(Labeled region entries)
☆ ☆ ☆ ☆

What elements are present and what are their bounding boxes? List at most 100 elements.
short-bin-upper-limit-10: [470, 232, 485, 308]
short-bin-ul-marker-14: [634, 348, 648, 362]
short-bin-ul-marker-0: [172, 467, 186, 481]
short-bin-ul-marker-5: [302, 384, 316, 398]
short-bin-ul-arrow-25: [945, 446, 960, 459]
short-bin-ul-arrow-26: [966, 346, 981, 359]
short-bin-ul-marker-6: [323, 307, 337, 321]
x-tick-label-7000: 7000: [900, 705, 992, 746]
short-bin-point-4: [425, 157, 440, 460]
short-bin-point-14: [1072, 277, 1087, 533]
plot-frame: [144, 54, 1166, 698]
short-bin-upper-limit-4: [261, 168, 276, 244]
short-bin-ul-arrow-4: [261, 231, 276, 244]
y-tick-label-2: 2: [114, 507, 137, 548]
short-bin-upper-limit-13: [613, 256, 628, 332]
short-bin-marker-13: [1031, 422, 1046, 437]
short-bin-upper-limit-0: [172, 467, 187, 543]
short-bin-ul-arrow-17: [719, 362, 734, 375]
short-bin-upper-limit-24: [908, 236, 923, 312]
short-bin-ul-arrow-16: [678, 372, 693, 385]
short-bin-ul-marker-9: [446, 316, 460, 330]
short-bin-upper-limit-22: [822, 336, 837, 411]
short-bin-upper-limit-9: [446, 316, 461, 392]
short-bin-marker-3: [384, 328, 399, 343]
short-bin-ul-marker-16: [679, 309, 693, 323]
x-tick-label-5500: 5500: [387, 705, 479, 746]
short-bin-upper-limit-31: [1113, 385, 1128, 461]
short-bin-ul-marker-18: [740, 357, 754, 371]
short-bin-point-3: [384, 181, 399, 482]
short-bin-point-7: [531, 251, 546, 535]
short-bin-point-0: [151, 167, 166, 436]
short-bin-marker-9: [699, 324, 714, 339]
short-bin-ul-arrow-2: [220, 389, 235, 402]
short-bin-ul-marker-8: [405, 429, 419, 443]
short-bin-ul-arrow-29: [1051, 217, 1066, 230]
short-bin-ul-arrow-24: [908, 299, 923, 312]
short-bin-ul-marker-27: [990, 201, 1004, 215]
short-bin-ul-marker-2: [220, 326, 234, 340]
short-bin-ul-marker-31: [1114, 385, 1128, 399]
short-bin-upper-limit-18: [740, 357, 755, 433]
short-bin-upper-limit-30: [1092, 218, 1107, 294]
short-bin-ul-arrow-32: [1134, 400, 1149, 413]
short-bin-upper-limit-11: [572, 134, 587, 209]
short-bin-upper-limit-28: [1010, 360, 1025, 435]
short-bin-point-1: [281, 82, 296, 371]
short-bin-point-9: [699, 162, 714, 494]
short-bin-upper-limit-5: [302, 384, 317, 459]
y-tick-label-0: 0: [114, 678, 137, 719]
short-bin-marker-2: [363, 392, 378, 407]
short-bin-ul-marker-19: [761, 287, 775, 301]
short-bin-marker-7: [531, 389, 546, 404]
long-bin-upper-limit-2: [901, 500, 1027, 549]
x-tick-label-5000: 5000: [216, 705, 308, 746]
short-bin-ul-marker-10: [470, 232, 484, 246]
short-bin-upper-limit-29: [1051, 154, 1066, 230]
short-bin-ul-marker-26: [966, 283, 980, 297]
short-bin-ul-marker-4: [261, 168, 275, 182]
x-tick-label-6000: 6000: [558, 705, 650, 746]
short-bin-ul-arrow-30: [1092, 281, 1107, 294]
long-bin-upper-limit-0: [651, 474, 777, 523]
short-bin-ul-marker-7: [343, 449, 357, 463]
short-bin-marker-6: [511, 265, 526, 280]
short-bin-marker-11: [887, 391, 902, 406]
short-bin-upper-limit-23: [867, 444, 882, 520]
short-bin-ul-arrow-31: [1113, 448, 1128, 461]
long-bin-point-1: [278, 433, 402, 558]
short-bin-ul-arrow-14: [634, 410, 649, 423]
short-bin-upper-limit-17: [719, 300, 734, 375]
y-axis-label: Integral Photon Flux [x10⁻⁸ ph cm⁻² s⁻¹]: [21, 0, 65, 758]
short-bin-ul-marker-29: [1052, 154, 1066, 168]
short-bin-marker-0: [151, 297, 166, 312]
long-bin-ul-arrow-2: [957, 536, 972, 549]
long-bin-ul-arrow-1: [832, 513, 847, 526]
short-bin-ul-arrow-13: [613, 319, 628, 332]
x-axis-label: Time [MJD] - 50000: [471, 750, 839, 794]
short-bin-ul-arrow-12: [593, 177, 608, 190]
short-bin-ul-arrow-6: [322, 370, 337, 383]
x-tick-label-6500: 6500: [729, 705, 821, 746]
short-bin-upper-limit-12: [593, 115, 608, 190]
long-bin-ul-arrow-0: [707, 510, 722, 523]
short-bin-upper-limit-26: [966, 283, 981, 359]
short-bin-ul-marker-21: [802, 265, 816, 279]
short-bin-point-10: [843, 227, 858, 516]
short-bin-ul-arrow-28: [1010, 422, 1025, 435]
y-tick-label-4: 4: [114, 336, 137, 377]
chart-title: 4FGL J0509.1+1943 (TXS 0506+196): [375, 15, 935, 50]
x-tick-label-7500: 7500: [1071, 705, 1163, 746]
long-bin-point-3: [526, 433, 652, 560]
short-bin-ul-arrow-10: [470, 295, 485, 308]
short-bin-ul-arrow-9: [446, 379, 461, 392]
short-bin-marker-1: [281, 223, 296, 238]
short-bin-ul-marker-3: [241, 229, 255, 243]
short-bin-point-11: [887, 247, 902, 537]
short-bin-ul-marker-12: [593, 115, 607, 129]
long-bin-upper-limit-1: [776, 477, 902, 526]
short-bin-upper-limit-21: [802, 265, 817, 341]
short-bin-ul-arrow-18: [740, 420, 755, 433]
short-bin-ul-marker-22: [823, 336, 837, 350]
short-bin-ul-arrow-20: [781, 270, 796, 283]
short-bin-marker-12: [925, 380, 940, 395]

☆ ☆ ☆ ☆

Give every line of the records above as a Markdown table with the columns Row and Entry. Put the line number in Row and the line in Entry, and leave out blank lines.

Response to this task:
| Row | Entry |
|---|---|
| 1 | What elements are present and what are their bounding boxes? List at most 100 elements. |
| 2 | short-bin-upper-limit-10: [470, 232, 485, 308] |
| 3 | short-bin-ul-marker-14: [634, 348, 648, 362] |
| 4 | short-bin-ul-marker-0: [172, 467, 186, 481] |
| 5 | short-bin-ul-marker-5: [302, 384, 316, 398] |
| 6 | short-bin-ul-arrow-25: [945, 446, 960, 459] |
| 7 | short-bin-ul-arrow-26: [966, 346, 981, 359] |
| 8 | short-bin-ul-marker-6: [323, 307, 337, 321] |
| 9 | x-tick-label-7000: 7000: [900, 705, 992, 746] |
| 10 | short-bin-point-4: [425, 157, 440, 460] |
| 11 | short-bin-point-14: [1072, 277, 1087, 533] |
| 12 | plot-frame: [144, 54, 1166, 698] |
| 13 | short-bin-upper-limit-4: [261, 168, 276, 244] |
| 14 | short-bin-ul-arrow-4: [261, 231, 276, 244] |
| 15 | y-tick-label-2: 2: [114, 507, 137, 548] |
| 16 | short-bin-upper-limit-13: [613, 256, 628, 332] |
| 17 | short-bin-marker-13: [1031, 422, 1046, 437] |
| 18 | short-bin-upper-limit-0: [172, 467, 187, 543] |
| 19 | short-bin-ul-arrow-17: [719, 362, 734, 375] |
| 20 | short-bin-upper-limit-24: [908, 236, 923, 312] |
| 21 | short-bin-ul-arrow-16: [678, 372, 693, 385] |
| 22 | short-bin-ul-marker-9: [446, 316, 460, 330] |
| 23 | short-bin-upper-limit-22: [822, 336, 837, 411] |
| 24 | short-bin-upper-limit-9: [446, 316, 461, 392] |
| 25 | short-bin-marker-3: [384, 328, 399, 343] |
| 26 | short-bin-ul-marker-16: [679, 309, 693, 323] |
| 27 | x-tick-label-5500: 5500: [387, 705, 479, 746] |
| 28 | short-bin-upper-limit-31: [1113, 385, 1128, 461] |
| 29 | short-bin-ul-marker-18: [740, 357, 754, 371] |
| 30 | short-bin-point-3: [384, 181, 399, 482] |
| 31 | short-bin-point-7: [531, 251, 546, 535] |
| 32 | short-bin-point-0: [151, 167, 166, 436] |
| 33 | short-bin-marker-9: [699, 324, 714, 339] |
| 34 | short-bin-ul-arrow-2: [220, 389, 235, 402] |
| 35 | short-bin-ul-marker-8: [405, 429, 419, 443] |
| 36 | short-bin-ul-arrow-29: [1051, 217, 1066, 230] |
| 37 | short-bin-ul-arrow-24: [908, 299, 923, 312] |
| 38 | short-bin-ul-marker-27: [990, 201, 1004, 215] |
| 39 | short-bin-ul-marker-2: [220, 326, 234, 340] |
| 40 | short-bin-ul-marker-31: [1114, 385, 1128, 399] |
| 41 | short-bin-upper-limit-18: [740, 357, 755, 433] |
| 42 | short-bin-upper-limit-30: [1092, 218, 1107, 294] |
| 43 | short-bin-ul-arrow-32: [1134, 400, 1149, 413] |
| 44 | short-bin-upper-limit-11: [572, 134, 587, 209] |
| 45 | short-bin-upper-limit-28: [1010, 360, 1025, 435] |
| 46 | short-bin-point-1: [281, 82, 296, 371] |
| 47 | short-bin-point-9: [699, 162, 714, 494] |
| 48 | short-bin-upper-limit-5: [302, 384, 317, 459] |
| 49 | y-tick-label-0: 0: [114, 678, 137, 719] |
| 50 | short-bin-marker-2: [363, 392, 378, 407] |
| 51 | short-bin-ul-marker-19: [761, 287, 775, 301] |
| 52 | short-bin-marker-7: [531, 389, 546, 404] |
| 53 | long-bin-upper-limit-2: [901, 500, 1027, 549] |
| 54 | x-tick-label-5000: 5000: [216, 705, 308, 746] |
| 55 | short-bin-ul-marker-10: [470, 232, 484, 246] |
| 56 | short-bin-upper-limit-29: [1051, 154, 1066, 230] |
| 57 | short-bin-ul-marker-26: [966, 283, 980, 297] |
| 58 | short-bin-ul-marker-4: [261, 168, 275, 182] |
| 59 | x-tick-label-6000: 6000: [558, 705, 650, 746] |
| 60 | short-bin-ul-arrow-30: [1092, 281, 1107, 294] |
| 61 | long-bin-upper-limit-0: [651, 474, 777, 523] |
| 62 | short-bin-ul-marker-7: [343, 449, 357, 463] |
| 63 | short-bin-marker-6: [511, 265, 526, 280] |
| 64 | short-bin-marker-11: [887, 391, 902, 406] |
| 65 | short-bin-upper-limit-23: [867, 444, 882, 520] |
| 66 | short-bin-ul-arrow-31: [1113, 448, 1128, 461] |
| 67 | long-bin-point-1: [278, 433, 402, 558] |
| 68 | short-bin-ul-arrow-14: [634, 410, 649, 423] |
| 69 | short-bin-upper-limit-17: [719, 300, 734, 375] |
| 70 | y-axis-label: Integral Photon Flux [x10⁻⁸ ph cm⁻² s⁻¹]: [21, 0, 65, 758] |
| 71 | short-bin-ul-marker-29: [1052, 154, 1066, 168] |
| 72 | short-bin-marker-0: [151, 297, 166, 312] |
| 73 | long-bin-ul-arrow-2: [957, 536, 972, 549] |
| 74 | long-bin-ul-arrow-1: [832, 513, 847, 526] |
| 75 | short-bin-ul-arrow-13: [613, 319, 628, 332] |
| 76 | x-axis-label: Time [MJD] - 50000: [471, 750, 839, 794] |
| 77 | short-bin-ul-arrow-12: [593, 177, 608, 190] |
| 78 | short-bin-ul-arrow-6: [322, 370, 337, 383] |
| 79 | x-tick-label-6500: 6500: [729, 705, 821, 746] |
| 80 | short-bin-upper-limit-12: [593, 115, 608, 190] |
| 81 | long-bin-ul-arrow-0: [707, 510, 722, 523] |
| 82 | short-bin-upper-limit-26: [966, 283, 981, 359] |
| 83 | short-bin-ul-marker-21: [802, 265, 816, 279] |
| 84 | short-bin-point-10: [843, 227, 858, 516] |
| 85 | short-bin-ul-arrow-28: [1010, 422, 1025, 435] |
| 86 | y-tick-label-4: 4: [114, 336, 137, 377] |
| 87 | chart-title: 4FGL J0509.1+1943 (TXS 0506+196): [375, 15, 935, 50] |
| 88 | x-tick-label-7500: 7500: [1071, 705, 1163, 746] |
| 89 | long-bin-point-3: [526, 433, 652, 560] |
| 90 | short-bin-ul-arrow-10: [470, 295, 485, 308] |
| 91 | short-bin-ul-arrow-9: [446, 379, 461, 392] |
| 92 | short-bin-marker-1: [281, 223, 296, 238] |
| 93 | short-bin-ul-marker-3: [241, 229, 255, 243] |
| 94 | short-bin-point-11: [887, 247, 902, 537] |
| 95 | short-bin-ul-marker-12: [593, 115, 607, 129] |
| 96 | long-bin-upper-limit-1: [776, 477, 902, 526] |
| 97 | short-bin-upper-limit-21: [802, 265, 817, 341] |
| 98 | short-bin-ul-arrow-18: [740, 420, 755, 433] |
| 99 | short-bin-ul-marker-22: [823, 336, 837, 350] |
| 100 | short-bin-ul-arrow-20: [781, 270, 796, 283] |
| 101 | short-bin-marker-12: [925, 380, 940, 395] |